* BEGIN Provided records *

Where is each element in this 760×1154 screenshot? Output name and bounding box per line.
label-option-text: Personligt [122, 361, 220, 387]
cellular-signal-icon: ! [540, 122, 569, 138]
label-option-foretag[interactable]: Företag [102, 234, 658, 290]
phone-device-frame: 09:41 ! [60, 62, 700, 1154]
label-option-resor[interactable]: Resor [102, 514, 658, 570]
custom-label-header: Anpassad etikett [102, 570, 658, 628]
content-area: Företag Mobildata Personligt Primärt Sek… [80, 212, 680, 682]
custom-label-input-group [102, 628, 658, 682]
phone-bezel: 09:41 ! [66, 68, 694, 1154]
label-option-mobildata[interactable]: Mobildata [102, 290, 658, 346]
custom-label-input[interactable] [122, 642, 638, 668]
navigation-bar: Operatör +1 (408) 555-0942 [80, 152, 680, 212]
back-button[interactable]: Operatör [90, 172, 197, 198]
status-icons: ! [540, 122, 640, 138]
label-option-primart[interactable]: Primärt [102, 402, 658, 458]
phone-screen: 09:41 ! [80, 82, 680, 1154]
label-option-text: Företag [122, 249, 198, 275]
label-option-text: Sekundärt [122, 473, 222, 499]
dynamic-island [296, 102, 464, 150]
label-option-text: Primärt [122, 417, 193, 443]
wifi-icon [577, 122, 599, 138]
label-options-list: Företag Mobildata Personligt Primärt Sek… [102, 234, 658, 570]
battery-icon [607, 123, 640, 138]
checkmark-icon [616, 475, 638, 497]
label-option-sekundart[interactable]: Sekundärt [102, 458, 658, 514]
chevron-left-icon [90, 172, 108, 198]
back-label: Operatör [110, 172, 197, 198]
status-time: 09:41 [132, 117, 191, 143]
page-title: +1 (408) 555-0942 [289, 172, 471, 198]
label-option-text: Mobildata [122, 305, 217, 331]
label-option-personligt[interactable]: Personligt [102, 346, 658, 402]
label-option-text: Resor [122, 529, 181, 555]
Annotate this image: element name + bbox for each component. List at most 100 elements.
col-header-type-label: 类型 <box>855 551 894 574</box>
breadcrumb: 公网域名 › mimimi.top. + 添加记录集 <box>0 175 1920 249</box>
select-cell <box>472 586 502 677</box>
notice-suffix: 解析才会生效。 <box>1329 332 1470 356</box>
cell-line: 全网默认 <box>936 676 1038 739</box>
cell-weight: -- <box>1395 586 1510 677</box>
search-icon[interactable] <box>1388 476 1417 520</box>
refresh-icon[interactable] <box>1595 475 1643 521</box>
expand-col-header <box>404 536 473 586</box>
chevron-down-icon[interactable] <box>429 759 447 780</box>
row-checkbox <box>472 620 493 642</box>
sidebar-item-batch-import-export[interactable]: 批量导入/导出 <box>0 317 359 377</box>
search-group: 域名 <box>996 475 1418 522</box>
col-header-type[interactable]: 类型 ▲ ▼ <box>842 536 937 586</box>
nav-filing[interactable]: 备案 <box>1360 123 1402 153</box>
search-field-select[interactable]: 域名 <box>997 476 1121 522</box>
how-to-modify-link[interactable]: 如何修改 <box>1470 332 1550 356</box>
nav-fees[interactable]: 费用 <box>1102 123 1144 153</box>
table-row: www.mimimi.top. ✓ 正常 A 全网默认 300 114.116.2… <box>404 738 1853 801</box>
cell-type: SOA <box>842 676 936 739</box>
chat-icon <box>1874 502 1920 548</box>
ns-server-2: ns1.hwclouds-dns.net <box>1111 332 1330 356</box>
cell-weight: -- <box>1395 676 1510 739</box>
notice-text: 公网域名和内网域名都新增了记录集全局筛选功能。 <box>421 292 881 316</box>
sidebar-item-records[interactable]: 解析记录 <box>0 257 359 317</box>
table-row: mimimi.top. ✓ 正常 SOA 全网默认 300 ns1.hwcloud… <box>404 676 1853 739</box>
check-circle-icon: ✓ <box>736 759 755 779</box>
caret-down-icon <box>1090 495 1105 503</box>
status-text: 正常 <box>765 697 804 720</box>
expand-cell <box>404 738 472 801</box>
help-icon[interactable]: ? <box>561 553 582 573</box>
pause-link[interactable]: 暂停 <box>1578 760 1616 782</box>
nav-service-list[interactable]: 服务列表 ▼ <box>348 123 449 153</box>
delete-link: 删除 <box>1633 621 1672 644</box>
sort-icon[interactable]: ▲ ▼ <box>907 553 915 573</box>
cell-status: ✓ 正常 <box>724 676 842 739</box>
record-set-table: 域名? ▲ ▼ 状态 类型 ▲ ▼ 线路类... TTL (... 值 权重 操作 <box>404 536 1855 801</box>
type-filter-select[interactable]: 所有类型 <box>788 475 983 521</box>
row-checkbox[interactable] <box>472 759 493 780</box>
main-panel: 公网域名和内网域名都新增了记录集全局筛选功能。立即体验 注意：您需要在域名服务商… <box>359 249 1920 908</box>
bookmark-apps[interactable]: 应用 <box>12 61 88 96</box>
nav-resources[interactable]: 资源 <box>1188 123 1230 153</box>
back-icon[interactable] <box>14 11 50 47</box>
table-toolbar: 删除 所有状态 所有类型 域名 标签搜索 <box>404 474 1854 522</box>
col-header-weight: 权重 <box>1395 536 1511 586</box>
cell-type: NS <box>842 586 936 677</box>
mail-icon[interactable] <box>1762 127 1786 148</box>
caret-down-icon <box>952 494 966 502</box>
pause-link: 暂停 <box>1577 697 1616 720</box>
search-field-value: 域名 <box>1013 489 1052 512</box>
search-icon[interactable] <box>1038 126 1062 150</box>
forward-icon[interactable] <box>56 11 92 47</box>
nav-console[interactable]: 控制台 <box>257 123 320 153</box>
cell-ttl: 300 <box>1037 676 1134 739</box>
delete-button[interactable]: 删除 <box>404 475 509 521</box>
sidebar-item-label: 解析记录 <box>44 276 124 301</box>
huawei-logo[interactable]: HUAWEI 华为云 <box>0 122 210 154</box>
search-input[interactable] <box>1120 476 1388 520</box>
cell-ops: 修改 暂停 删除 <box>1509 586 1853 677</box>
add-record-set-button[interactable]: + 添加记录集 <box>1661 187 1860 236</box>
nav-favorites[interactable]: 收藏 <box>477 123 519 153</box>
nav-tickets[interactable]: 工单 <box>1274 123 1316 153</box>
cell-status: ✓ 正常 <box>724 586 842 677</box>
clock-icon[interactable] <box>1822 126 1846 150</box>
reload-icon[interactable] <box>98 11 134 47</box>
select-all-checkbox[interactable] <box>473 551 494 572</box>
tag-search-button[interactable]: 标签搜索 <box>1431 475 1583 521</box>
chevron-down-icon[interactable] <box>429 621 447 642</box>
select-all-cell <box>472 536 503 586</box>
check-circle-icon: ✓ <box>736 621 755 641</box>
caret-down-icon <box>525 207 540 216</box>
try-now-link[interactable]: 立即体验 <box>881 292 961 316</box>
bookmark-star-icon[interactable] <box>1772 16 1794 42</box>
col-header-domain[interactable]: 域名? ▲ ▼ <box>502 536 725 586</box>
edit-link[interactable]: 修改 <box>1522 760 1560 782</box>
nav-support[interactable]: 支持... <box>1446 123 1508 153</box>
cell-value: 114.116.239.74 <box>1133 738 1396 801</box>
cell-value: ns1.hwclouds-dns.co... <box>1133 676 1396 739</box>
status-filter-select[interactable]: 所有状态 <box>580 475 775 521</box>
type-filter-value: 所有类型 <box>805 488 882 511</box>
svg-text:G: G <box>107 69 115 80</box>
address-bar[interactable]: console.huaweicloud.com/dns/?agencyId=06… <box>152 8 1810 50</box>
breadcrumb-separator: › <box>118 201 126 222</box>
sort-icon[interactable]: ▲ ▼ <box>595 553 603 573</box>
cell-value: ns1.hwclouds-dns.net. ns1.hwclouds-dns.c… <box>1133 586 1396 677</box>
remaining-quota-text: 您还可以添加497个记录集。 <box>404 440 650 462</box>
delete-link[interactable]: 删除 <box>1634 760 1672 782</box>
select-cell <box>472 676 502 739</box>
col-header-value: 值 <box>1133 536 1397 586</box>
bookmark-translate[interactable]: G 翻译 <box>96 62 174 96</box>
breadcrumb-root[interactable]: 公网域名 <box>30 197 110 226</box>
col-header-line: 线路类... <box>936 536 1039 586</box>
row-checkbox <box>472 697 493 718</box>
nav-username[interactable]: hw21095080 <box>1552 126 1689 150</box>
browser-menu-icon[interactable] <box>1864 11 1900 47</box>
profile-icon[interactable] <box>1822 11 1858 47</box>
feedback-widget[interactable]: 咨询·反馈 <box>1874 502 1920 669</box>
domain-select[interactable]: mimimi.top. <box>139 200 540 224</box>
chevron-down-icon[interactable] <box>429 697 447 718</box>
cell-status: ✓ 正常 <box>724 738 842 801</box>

* END Provided records *

Reproduce the items line for line, starting at the very first line and ending at the line that contains "cell-line: 全网默认 <box>936 676 1038 739</box>", with both of those lines included.

Where is each element in this 760×1154 screenshot? Output name and bounding box per line.
label-option-text: Personligt [122, 361, 220, 387]
cellular-signal-icon: ! [540, 122, 569, 138]
label-option-foretag[interactable]: Företag [102, 234, 658, 290]
phone-device-frame: 09:41 ! [60, 62, 700, 1154]
label-option-resor[interactable]: Resor [102, 514, 658, 570]
custom-label-header: Anpassad etikett [102, 570, 658, 628]
content-area: Företag Mobildata Personligt Primärt Sek… [80, 212, 680, 682]
custom-label-input-group [102, 628, 658, 682]
phone-bezel: 09:41 ! [66, 68, 694, 1154]
label-option-mobildata[interactable]: Mobildata [102, 290, 658, 346]
custom-label-input[interactable] [122, 642, 638, 668]
navigation-bar: Operatör +1 (408) 555-0942 [80, 152, 680, 212]
back-button[interactable]: Operatör [90, 172, 197, 198]
status-icons: ! [540, 122, 640, 138]
label-option-primart[interactable]: Primärt [102, 402, 658, 458]
phone-screen: 09:41 ! [80, 82, 680, 1154]
label-option-text: Företag [122, 249, 198, 275]
label-option-text: Sekundärt [122, 473, 222, 499]
dynamic-island [296, 102, 464, 150]
label-option-text: Primärt [122, 417, 193, 443]
wifi-icon [577, 122, 599, 138]
label-options-list: Företag Mobildata Personligt Primärt Sek… [102, 234, 658, 570]
battery-icon [607, 123, 640, 138]
checkmark-icon [616, 475, 638, 497]
label-option-sekundart[interactable]: Sekundärt [102, 458, 658, 514]
chevron-left-icon [90, 172, 108, 198]
back-label: Operatör [110, 172, 197, 198]
status-time: 09:41 [132, 117, 191, 143]
page-title: +1 (408) 555-0942 [289, 172, 471, 198]
label-option-text: Mobildata [122, 305, 217, 331]
label-option-personligt[interactable]: Personligt [102, 346, 658, 402]
label-option-text: Resor [122, 529, 181, 555]
Annotate this image: element name + bbox for each component. List at most 100 elements.
col-header-type-label: 类型 <box>855 551 894 574</box>
breadcrumb: 公网域名 › mimimi.top. + 添加记录集 <box>0 175 1920 249</box>
select-cell <box>472 586 502 677</box>
notice-suffix: 解析才会生效。 <box>1329 332 1470 356</box>
cell-line: 全网默认 <box>936 676 1038 739</box>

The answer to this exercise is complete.